• _What to work on_
Select the lines that hold the word "this" and copy each one.

━━━━━ Given data ━━━━━

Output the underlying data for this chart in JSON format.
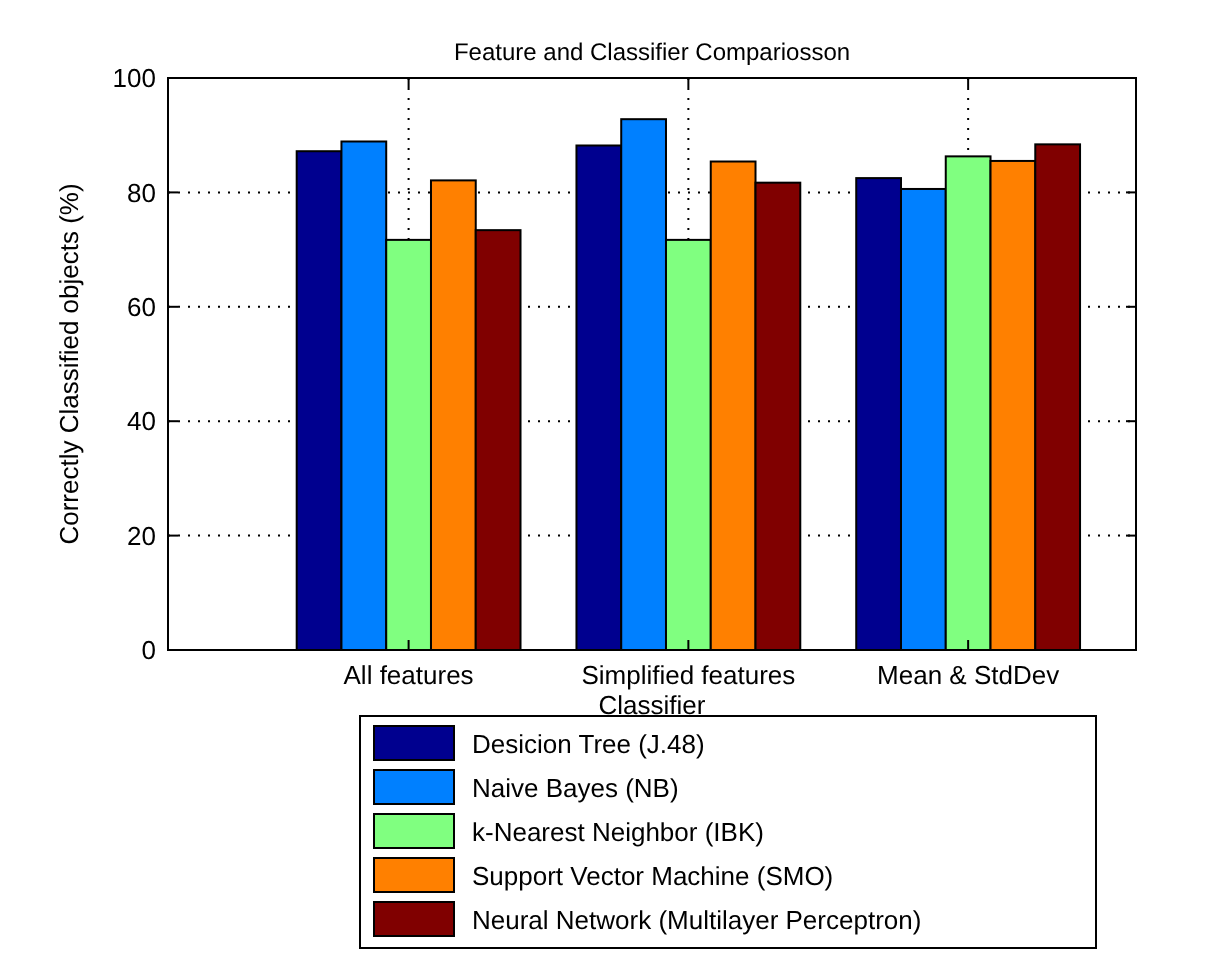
{
  "chart_data": {
    "type": "bar",
    "title": "Feature and Classifier Compariosson",
    "xlabel": "Classifier",
    "ylabel": "Correctly Classified objects (%)",
    "categories": [
      "All features",
      "Simplified features",
      "Mean & StdDev"
    ],
    "series": [
      {
        "name": "Desicion Tree (J.48)",
        "color": "#00008f",
        "values": [
          87.2,
          88.2,
          82.5
        ]
      },
      {
        "name": "Naive Bayes (NB)",
        "color": "#0080ff",
        "values": [
          88.9,
          92.8,
          80.6
        ]
      },
      {
        "name": "k-Nearest Neighbor (IBK)",
        "color": "#80ff80",
        "values": [
          71.7,
          71.7,
          86.3
        ]
      },
      {
        "name": "Support Vector Machine (SMO)",
        "color": "#ff8000",
        "values": [
          82.1,
          85.4,
          85.5
        ]
      },
      {
        "name": "Neural Network (Multilayer Perceptron)",
        "color": "#800000",
        "values": [
          73.4,
          81.7,
          88.4
        ]
      }
    ],
    "ylim": [
      0,
      100
    ],
    "yticks": [
      0,
      20,
      40,
      60,
      80,
      100
    ],
    "grid": true,
    "legend": "bottom"
  }
}
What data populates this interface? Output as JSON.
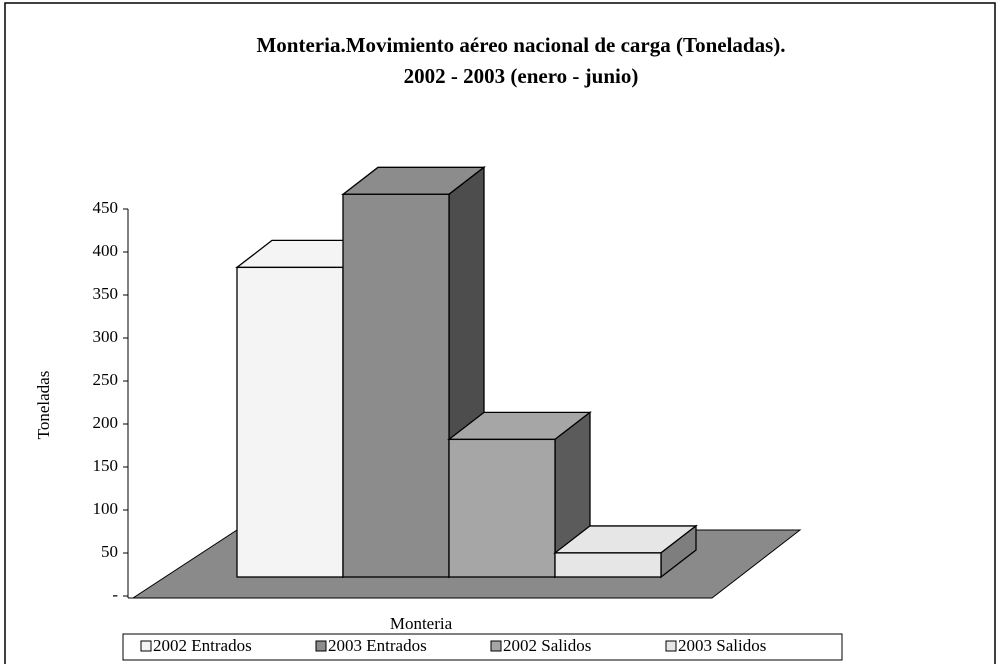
{
  "chart_data": {
    "type": "bar3d",
    "title": [
      "Monteria.Movimiento aéreo nacional de carga (Toneladas).",
      "2002 - 2003 (enero - junio)"
    ],
    "y_label": "Toneladas",
    "categories": [
      "Monteria"
    ],
    "series": [
      {
        "name": "2002 Entrados",
        "color": "#f4f4f4",
        "values": [
          360
        ]
      },
      {
        "name": "2003 Entrados",
        "color": "#8c8c8c",
        "values": [
          445
        ]
      },
      {
        "name": "2002 Salidos",
        "color": "#a6a6a6",
        "values": [
          160
        ]
      },
      {
        "name": "2003 Salidos",
        "color": "#e6e6e6",
        "values": [
          28
        ]
      }
    ],
    "ylim": [
      0,
      450
    ],
    "yticks": [
      {
        "value": 0,
        "label": "-"
      },
      50,
      100,
      150,
      200,
      250,
      300,
      350,
      400,
      450
    ],
    "legend": "bottom"
  }
}
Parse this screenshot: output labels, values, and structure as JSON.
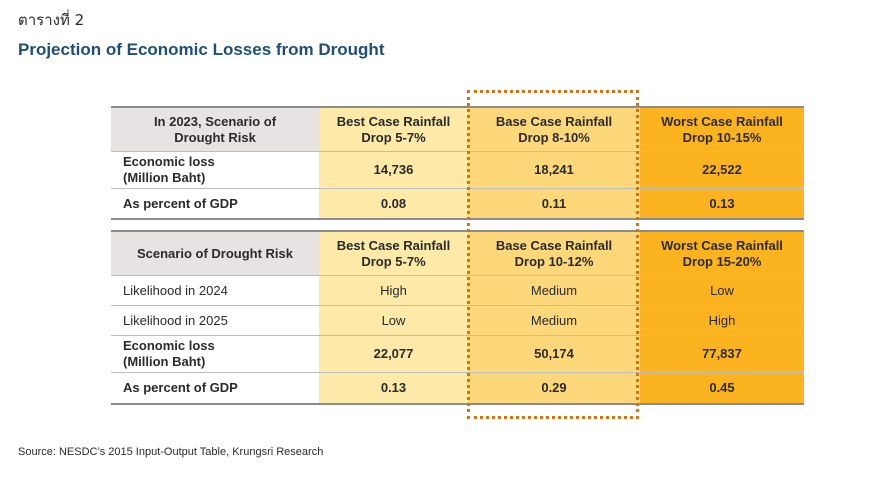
{
  "label": "ตารางที่ 2",
  "title": "Projection of Economic Losses from Drought",
  "table1": {
    "header": {
      "scenario": "In 2023, Scenario of Drought Risk",
      "best": "Best Case Rainfall Drop 5-7%",
      "base": "Base Case Rainfall Drop 8-10%",
      "worst": "Worst Case Rainfall Drop 10-15%"
    },
    "rows": [
      {
        "label": "Economic loss (Million Baht)",
        "best": "14,736",
        "base": "18,241",
        "worst": "22,522"
      },
      {
        "label": "As percent of GDP",
        "best": "0.08",
        "base": "0.11",
        "worst": "0.13"
      }
    ]
  },
  "table2": {
    "header": {
      "scenario": "Scenario of Drought Risk",
      "best": "Best Case Rainfall Drop 5-7%",
      "base": "Base Case Rainfall Drop 10-12%",
      "worst": "Worst Case Rainfall Drop 15-20%"
    },
    "rows": [
      {
        "label": "Likelihood in 2024",
        "best": "High",
        "base": "Medium",
        "worst": "Low"
      },
      {
        "label": "Likelihood in 2025",
        "best": "Low",
        "base": "Medium",
        "worst": "High"
      },
      {
        "label": "Economic loss (Million Baht)",
        "best": "22,077",
        "base": "50,174",
        "worst": "77,837"
      },
      {
        "label": "As percent of GDP",
        "best": "0.13",
        "base": "0.29",
        "worst": "0.45"
      }
    ]
  },
  "source": "Source: NESDC’s 2015 Input-Output Table, Krungsri Research",
  "colors": {
    "title": "#1f4e79",
    "best_col": "#fde9a8",
    "base_col": "#fdd87a",
    "worst_col": "#fbb31f",
    "header_scenario": "#e8e3e3",
    "highlight_border": "#d4731a"
  }
}
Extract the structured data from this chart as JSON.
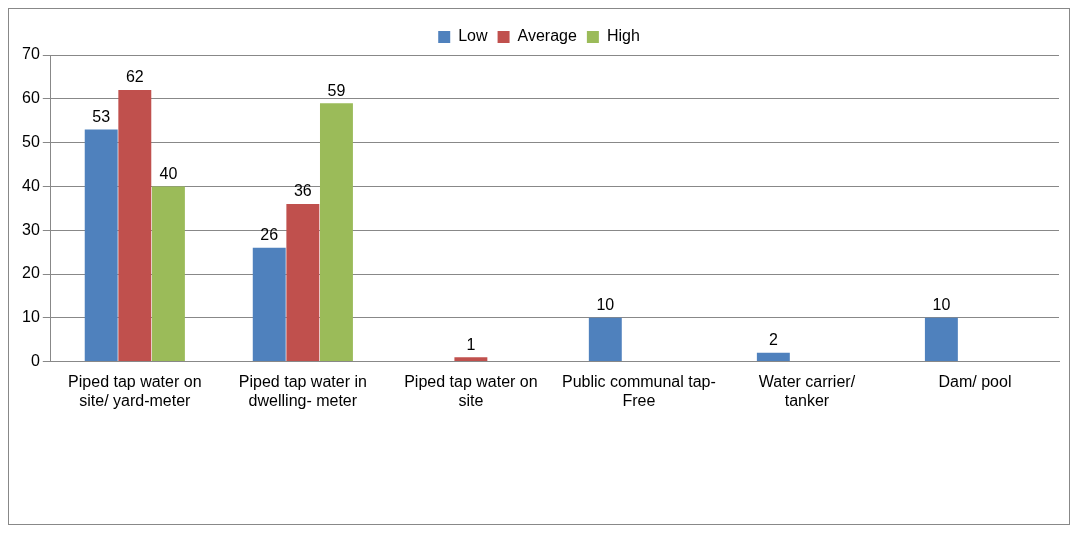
{
  "chart_data": {
    "type": "bar",
    "categories": [
      "Piped tap water on site/ yard-meter",
      "Piped tap water in dwelling- meter",
      "Piped tap water on site",
      "Public communal tap- Free",
      "Water carrier/ tanker",
      "Dam/ pool"
    ],
    "series": [
      {
        "name": "Low",
        "color": "#4f81bd",
        "values": [
          53,
          26,
          null,
          10,
          2,
          10
        ]
      },
      {
        "name": "Average",
        "color": "#c0504d",
        "values": [
          62,
          36,
          1,
          null,
          null,
          null
        ]
      },
      {
        "name": "High",
        "color": "#9bbb59",
        "values": [
          40,
          59,
          null,
          null,
          null,
          null
        ]
      }
    ],
    "ylim": [
      0,
      70
    ],
    "yticks": [
      0,
      10,
      20,
      30,
      40,
      50,
      60,
      70
    ],
    "grid": "y",
    "legend": "top",
    "data_labels": true
  }
}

━━━━━

• _Output of the exercise_
Output the underlying data for this chart in JSON format.
What data populates this interface? Output as JSON.
Parse this screenshot: output labels, values, and structure as JSON.
Extract the structured data from this chart as JSON.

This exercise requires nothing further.